** START Extracted entries **

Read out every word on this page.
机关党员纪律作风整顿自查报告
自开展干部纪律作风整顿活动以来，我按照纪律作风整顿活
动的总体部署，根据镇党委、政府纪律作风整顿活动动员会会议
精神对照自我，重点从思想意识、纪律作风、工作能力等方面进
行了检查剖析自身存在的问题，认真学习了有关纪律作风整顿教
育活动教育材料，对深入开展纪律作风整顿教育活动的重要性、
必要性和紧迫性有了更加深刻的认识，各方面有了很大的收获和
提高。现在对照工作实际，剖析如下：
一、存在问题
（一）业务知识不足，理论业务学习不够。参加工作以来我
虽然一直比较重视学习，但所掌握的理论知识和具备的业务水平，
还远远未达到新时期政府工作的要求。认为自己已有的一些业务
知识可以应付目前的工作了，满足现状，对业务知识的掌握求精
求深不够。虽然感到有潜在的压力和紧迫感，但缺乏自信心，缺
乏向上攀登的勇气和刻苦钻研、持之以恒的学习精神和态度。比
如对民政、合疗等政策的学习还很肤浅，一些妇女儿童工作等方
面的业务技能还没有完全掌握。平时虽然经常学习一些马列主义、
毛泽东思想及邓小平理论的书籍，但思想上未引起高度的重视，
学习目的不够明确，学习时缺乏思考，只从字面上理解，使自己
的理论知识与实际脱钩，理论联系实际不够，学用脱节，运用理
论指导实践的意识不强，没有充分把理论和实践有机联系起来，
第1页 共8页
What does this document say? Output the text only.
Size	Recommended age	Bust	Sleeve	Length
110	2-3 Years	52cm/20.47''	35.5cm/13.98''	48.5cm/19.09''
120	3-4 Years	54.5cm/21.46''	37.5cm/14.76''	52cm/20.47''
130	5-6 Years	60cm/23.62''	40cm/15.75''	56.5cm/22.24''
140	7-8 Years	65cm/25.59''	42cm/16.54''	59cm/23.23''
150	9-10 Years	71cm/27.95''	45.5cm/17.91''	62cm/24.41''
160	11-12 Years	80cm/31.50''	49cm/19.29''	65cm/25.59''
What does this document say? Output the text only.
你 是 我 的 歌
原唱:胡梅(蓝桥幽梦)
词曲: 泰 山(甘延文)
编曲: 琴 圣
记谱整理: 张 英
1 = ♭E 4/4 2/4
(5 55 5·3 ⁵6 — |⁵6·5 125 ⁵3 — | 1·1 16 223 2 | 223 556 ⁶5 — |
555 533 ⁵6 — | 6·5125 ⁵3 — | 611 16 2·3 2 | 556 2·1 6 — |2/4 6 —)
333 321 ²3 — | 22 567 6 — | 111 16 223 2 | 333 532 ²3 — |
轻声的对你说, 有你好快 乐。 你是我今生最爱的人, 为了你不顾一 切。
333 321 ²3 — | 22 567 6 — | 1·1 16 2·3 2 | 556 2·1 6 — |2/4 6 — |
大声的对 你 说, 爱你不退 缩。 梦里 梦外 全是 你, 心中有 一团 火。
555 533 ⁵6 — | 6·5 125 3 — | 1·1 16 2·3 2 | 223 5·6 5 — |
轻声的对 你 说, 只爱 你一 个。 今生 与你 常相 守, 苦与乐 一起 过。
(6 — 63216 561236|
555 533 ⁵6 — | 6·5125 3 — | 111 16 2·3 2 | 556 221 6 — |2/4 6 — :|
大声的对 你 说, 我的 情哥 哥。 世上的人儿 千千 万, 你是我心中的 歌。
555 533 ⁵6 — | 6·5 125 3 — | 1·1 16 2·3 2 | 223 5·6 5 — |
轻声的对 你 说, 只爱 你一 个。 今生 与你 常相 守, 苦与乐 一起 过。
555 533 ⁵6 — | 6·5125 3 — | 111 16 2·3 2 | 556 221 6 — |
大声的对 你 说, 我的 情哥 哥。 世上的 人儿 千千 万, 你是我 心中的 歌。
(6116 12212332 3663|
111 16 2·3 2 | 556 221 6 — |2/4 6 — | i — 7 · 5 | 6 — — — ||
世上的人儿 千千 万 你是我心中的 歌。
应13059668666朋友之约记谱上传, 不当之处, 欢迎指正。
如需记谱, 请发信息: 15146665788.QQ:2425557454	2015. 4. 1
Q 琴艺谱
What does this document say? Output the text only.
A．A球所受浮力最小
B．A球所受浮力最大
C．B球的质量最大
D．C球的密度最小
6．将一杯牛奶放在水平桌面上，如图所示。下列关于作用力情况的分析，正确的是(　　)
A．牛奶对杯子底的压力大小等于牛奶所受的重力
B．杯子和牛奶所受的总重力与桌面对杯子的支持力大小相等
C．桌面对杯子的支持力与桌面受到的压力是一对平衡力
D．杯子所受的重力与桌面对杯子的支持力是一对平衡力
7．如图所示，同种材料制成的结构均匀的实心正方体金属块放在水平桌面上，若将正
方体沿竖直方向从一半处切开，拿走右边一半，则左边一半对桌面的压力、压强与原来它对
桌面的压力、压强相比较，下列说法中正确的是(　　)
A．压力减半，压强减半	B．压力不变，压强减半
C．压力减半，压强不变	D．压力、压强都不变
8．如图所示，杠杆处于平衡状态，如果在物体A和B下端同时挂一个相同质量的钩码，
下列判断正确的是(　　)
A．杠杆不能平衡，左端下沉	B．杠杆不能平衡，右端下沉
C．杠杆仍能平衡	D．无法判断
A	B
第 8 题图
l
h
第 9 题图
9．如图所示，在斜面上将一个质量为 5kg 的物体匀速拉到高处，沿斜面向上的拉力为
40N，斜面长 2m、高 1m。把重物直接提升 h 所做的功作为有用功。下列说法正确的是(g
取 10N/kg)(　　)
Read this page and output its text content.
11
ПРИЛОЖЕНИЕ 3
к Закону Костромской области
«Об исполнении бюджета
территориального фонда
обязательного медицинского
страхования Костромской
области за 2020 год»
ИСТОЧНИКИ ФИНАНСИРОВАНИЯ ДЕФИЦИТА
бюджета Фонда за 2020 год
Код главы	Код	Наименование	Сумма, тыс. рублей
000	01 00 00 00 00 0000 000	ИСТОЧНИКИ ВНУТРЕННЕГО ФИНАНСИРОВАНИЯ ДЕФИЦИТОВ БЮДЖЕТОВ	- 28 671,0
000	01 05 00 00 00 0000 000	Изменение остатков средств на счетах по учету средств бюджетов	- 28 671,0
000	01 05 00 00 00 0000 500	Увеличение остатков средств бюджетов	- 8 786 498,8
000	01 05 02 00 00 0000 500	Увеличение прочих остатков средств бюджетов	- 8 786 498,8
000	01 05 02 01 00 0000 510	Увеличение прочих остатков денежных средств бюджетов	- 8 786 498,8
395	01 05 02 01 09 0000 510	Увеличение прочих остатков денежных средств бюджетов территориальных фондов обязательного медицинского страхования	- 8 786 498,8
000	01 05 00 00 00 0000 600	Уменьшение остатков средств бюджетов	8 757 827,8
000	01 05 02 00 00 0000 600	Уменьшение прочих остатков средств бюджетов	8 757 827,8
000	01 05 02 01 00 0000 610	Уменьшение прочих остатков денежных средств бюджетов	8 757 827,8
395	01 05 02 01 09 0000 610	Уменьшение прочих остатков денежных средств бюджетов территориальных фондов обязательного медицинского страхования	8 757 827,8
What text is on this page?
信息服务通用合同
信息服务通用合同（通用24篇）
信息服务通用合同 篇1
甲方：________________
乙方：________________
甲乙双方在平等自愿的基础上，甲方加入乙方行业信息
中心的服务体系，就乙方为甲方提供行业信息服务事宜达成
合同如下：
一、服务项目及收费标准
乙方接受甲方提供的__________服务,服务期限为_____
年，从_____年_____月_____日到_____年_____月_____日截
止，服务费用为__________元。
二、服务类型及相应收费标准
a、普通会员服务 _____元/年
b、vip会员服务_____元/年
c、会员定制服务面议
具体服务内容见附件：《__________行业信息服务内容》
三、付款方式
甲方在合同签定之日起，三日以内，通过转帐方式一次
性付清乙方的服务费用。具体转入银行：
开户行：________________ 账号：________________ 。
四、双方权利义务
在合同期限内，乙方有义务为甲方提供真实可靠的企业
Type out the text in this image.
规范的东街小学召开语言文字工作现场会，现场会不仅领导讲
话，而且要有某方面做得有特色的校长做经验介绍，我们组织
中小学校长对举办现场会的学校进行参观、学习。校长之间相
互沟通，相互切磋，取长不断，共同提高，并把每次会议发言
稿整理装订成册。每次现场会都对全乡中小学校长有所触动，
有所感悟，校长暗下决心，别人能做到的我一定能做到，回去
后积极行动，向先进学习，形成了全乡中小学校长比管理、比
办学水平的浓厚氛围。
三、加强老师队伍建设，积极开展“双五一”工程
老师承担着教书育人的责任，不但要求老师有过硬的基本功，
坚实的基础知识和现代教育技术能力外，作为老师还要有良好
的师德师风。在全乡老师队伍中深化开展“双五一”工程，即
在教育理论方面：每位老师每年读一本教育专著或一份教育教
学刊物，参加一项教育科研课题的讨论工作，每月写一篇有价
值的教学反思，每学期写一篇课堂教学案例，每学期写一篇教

** END Extracted entries **

## Exercise goal:
Identify the lines above with the word "信息服务通用合同". Copy them.

## Written reply:
信息服务通用合同
信息服务通用合同（通用24篇）
信息服务通用合同 篇1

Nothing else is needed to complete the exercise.